• **SOURCE DOCUMENT**:
· · · · ·

Dual Guidance in Regional Anesthesia

NCT03383770 · Status: COMPLETED · Phase: NA · Type: INTERVENTIONAL · Enrollment: 40

Last updated 2022-02-04

No results posted yet for this study

Summary

Regional anaesthesia is a frequently used procedure. Currently, blockades are increasingly carried out without nerve stimulation. The risk of nerve lesion is about 3 %. Industrial efforts frequently referred to ultrasound optimisation of the regional anaesthesia cannula. In order to optimise patient safety, the benefit of both procedures (stimulation and ultrasound) should be combined and both procedures optimised. In this study, the influence of the needle electrode size on the stimulability of the nerve ischiadicus should be determined.

· · · · ·

• **MATERIAL SHOWN**:
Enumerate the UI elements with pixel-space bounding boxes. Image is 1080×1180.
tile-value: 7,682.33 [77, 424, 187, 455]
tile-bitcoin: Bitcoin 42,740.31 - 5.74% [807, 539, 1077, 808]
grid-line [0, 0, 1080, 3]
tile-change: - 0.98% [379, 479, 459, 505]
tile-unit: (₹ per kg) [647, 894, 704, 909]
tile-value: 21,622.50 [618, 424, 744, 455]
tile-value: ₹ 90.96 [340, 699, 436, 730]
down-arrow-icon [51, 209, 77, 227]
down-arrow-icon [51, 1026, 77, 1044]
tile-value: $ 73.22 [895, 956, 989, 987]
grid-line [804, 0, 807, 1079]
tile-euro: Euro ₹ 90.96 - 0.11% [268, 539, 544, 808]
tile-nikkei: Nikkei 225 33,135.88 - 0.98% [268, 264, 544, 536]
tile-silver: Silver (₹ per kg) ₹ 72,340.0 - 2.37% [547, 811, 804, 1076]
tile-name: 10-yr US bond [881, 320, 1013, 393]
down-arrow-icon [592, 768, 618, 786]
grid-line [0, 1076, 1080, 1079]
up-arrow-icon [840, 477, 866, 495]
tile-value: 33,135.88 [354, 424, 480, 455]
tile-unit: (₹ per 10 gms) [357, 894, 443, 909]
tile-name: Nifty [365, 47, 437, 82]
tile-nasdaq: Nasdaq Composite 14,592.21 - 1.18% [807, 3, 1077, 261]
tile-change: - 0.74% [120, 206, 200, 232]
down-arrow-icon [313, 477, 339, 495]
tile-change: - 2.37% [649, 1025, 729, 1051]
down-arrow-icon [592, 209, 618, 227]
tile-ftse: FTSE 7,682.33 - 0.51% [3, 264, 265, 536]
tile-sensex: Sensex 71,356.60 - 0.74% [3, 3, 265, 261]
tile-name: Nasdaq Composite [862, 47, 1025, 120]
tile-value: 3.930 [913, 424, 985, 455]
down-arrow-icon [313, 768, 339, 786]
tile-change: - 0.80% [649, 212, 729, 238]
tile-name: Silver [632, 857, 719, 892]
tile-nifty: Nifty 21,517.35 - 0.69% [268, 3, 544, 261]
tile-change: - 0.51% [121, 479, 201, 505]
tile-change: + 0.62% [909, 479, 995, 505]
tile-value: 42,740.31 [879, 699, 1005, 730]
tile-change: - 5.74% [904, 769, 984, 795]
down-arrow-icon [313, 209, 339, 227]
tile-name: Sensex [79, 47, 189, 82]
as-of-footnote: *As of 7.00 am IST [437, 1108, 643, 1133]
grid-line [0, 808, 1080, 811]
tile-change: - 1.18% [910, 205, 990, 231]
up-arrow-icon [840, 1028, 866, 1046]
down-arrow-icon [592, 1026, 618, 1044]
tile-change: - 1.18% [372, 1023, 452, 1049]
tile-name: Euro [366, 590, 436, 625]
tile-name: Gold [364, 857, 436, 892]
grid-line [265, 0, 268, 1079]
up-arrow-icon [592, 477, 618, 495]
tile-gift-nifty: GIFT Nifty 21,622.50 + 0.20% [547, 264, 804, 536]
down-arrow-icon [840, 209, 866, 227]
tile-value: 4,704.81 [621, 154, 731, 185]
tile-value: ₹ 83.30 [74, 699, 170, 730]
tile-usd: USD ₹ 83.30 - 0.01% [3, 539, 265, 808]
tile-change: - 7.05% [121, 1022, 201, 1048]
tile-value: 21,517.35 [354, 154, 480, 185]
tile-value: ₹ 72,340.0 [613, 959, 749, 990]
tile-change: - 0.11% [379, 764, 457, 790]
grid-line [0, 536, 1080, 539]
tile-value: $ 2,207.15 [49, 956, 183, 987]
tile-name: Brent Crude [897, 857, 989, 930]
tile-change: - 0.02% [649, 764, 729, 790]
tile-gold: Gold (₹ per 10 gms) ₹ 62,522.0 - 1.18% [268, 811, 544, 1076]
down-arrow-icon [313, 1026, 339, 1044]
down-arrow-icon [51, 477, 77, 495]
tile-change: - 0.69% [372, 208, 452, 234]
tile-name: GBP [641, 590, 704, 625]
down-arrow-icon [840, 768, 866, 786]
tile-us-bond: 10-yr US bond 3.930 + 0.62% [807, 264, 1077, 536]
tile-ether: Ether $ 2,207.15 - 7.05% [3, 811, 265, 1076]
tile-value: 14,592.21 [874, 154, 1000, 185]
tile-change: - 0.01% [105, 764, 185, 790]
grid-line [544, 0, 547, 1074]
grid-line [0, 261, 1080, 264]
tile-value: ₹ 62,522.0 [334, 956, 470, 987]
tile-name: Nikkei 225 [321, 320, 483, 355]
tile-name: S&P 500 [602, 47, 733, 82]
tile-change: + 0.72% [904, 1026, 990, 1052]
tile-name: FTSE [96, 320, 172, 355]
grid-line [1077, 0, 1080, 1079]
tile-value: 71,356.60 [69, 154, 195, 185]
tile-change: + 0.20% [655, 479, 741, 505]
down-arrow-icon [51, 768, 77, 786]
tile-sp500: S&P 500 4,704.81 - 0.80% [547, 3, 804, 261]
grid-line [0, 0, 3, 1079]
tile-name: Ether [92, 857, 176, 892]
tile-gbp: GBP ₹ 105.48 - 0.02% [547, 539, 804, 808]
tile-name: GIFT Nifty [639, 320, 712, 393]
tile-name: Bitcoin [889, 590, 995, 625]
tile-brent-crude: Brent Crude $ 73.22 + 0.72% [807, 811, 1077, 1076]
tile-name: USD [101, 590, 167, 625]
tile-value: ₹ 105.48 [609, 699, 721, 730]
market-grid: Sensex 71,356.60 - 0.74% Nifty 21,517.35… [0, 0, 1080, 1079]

· · · · ·

• **ACTIVITY 1**: List each field label shown with a colon in the identifier line of the study record, together with the value that follows it.
• **ACTIVITY 2**: Reproduce the study record's text between "No results posted" and "should be determined.", inclusive.

• **EXERCISE RESULT 1**:
Status: COMPLETED
Phase: NA
Type: INTERVENTIONAL
Enrollment: 40

• **EXERCISE RESULT 2**:
No results posted yet for this study

Summary

Regional anaesthesia is a frequently used procedure. Currently, blockades are increasingly carried out without nerve stimulation. The risk of nerve lesion is about 3 %. Industrial efforts frequently referred to ultrasound optimisation of the regional anaesthesia cannula. In order to optimise patient safety, the benefit of both procedures (stimulation and ultrasound) should be combined and both procedures optimised. In this study, the influence of the needle electrode size on the stimulability of the nerve ischiadicus should be determined.